• _Given instruction_
Write out the records below once more, exactly as they stand.

• _Records for this exercise_
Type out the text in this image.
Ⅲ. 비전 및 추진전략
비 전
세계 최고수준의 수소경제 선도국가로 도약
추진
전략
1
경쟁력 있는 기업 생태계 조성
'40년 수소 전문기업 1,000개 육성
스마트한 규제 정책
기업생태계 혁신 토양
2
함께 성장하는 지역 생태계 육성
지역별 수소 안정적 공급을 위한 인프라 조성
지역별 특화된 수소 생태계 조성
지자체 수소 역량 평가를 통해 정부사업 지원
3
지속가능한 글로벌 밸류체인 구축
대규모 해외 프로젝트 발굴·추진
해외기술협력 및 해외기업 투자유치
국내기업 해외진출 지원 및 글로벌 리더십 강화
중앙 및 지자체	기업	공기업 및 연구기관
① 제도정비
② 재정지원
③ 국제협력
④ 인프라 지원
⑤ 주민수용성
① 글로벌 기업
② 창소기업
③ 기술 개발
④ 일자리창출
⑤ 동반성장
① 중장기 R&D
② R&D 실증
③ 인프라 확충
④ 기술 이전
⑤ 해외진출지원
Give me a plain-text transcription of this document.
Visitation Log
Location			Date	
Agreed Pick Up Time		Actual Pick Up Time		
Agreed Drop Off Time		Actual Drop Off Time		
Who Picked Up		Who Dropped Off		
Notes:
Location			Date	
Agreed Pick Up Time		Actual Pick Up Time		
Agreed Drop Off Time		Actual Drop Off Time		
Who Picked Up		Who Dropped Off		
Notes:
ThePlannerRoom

• _Answer to the task_
Type out the text in this image.
Ⅲ. 비전 및 추진전략
비 전
세계 최고수준의 수소경제 선도국가로 도약
추진
전략
1
경쟁력 있는 기업 생태계 조성
'40년 수소 전문기업 1,000개 육성
스마트한 규제 정책
기업생태계 혁신 토양
2
함께 성장하는 지역 생태계 육성
지역별 수소 안정적 공급을 위한 인프라 조성
지역별 특화된 수소 생태계 조성
지자체 수소 역량 평가를 통해 정부사업 지원
3
지속가능한 글로벌 밸류체인 구축
대규모 해외 프로젝트 발굴·추진
해외기술협력 및 해외기업 투자유치
국내기업 해외진출 지원 및 글로벌 리더십 강화
중앙 및 지자체	기업	공기업 및 연구기관
① 제도정비
② 재정지원
③ 국제협력
④ 인프라 지원
⑤ 주민수용성
① 글로벌 기업
② 창소기업
③ 기술 개발
④ 일자리창출
⑤ 동반성장
① 중장기 R&D
② R&D 실증
③ 인프라 확충
④ 기술 이전
⑤ 해외진출지원
Give me a plain-text transcription of this document.
Visitation Log
Location			Date	
Agreed Pick Up Time		Actual Pick Up Time		
Agreed Drop Off Time		Actual Drop Off Time		
Who Picked Up		Who Dropped Off		
Notes:
Location			Date	
Agreed Pick Up Time		Actual Pick Up Time		
Agreed Drop Off Time		Actual Drop Off Time		
Who Picked Up		Who Dropped Off		
Notes:
ThePlannerRoom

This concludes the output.